_EXERCISE DIRECTIONS_
Each record below should be repeated precisely as written.

* start EXTRACTED RECORDS *

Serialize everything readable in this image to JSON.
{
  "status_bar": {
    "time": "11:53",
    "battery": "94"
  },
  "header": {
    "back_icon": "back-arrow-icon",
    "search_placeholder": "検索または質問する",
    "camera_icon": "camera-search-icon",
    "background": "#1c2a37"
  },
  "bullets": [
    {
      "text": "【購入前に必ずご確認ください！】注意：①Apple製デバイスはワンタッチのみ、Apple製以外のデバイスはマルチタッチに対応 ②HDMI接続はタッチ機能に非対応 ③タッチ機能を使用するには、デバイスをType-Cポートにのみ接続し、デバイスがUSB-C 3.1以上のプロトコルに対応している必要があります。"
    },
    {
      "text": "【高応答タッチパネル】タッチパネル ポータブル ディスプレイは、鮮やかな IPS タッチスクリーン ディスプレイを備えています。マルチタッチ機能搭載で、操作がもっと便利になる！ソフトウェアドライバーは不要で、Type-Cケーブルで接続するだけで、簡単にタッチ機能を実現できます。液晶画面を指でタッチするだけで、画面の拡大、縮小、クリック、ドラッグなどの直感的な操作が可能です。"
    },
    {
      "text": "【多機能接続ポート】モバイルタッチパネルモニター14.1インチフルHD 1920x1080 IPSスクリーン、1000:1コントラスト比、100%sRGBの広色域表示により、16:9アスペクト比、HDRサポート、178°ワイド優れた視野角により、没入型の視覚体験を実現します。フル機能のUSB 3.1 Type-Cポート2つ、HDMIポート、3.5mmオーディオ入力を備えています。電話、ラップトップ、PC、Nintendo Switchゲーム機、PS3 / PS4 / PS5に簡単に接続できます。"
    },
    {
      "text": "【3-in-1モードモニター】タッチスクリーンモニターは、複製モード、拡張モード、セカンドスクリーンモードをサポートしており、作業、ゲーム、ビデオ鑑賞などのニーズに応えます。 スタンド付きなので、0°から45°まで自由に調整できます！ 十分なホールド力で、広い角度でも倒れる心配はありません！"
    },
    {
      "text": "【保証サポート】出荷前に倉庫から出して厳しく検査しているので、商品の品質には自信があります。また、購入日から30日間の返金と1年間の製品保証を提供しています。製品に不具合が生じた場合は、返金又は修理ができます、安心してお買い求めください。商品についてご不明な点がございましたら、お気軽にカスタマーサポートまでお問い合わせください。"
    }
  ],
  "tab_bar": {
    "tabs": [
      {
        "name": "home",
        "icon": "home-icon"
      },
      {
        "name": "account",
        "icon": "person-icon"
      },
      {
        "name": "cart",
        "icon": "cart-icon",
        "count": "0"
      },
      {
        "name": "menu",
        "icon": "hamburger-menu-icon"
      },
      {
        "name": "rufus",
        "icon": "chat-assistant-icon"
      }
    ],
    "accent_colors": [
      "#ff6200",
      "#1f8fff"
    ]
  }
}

* end EXTRACTED RECORDS *

_WRITTEN RESPONSE_
Serialize everything readable in this image to JSON.
{
  "status_bar": {
    "time": "11:53",
    "battery": "94"
  },
  "header": {
    "back_icon": "back-arrow-icon",
    "search_placeholder": "検索または質問する",
    "camera_icon": "camera-search-icon",
    "background": "#1c2a37"
  },
  "bullets": [
    {
      "text": "【購入前に必ずご確認ください！】注意：①Apple製デバイスはワンタッチのみ、Apple製以外のデバイスはマルチタッチに対応 ②HDMI接続はタッチ機能に非対応 ③タッチ機能を使用するには、デバイスをType-Cポートにのみ接続し、デバイスがUSB-C 3.1以上のプロトコルに対応している必要があります。"
    },
    {
      "text": "【高応答タッチパネル】タッチパネル ポータブル ディスプレイは、鮮やかな IPS タッチスクリーン ディスプレイを備えています。マルチタッチ機能搭載で、操作がもっと便利になる！ソフトウェアドライバーは不要で、Type-Cケーブルで接続するだけで、簡単にタッチ機能を実現できます。液晶画面を指でタッチするだけで、画面の拡大、縮小、クリック、ドラッグなどの直感的な操作が可能です。"
    },
    {
      "text": "【多機能接続ポート】モバイルタッチパネルモニター14.1インチフルHD 1920x1080 IPSスクリーン、1000:1コントラスト比、100%sRGBの広色域表示により、16:9アスペクト比、HDRサポート、178°ワイド優れた視野角により、没入型の視覚体験を実現します。フル機能のUSB 3.1 Type-Cポート2つ、HDMIポート、3.5mmオーディオ入力を備えています。電話、ラップトップ、PC、Nintendo Switchゲーム機、PS3 / PS4 / PS5に簡単に接続できます。"
    },
    {
      "text": "【3-in-1モードモニター】タッチスクリーンモニターは、複製モード、拡張モード、セカンドスクリーンモードをサポートしており、作業、ゲーム、ビデオ鑑賞などのニーズに応えます。 スタンド付きなので、0°から45°まで自由に調整できます！ 十分なホールド力で、広い角度でも倒れる心配はありません！"
    },
    {
      "text": "【保証サポート】出荷前に倉庫から出して厳しく検査しているので、商品の品質には自信があります。また、購入日から30日間の返金と1年間の製品保証を提供しています。製品に不具合が生じた場合は、返金又は修理ができます、安心してお買い求めください。商品についてご不明な点がございましたら、お気軽にカスタマーサポートまでお問い合わせください。"
    }
  ],
  "tab_bar": {
    "tabs": [
      {
        "name": "home",
        "icon": "home-icon"
      },
      {
        "name": "account",
        "icon": "person-icon"
      },
      {
        "name": "cart",
        "icon": "cart-icon",
        "count": "0"
      },
      {
        "name": "menu",
        "icon": "hamburger-menu-icon"
      },
      {
        "name": "rufus",
        "icon": "chat-assistant-icon"
      }
    ],
    "accent_colors": [
      "#ff6200",
      "#1f8fff"
    ]
  }
}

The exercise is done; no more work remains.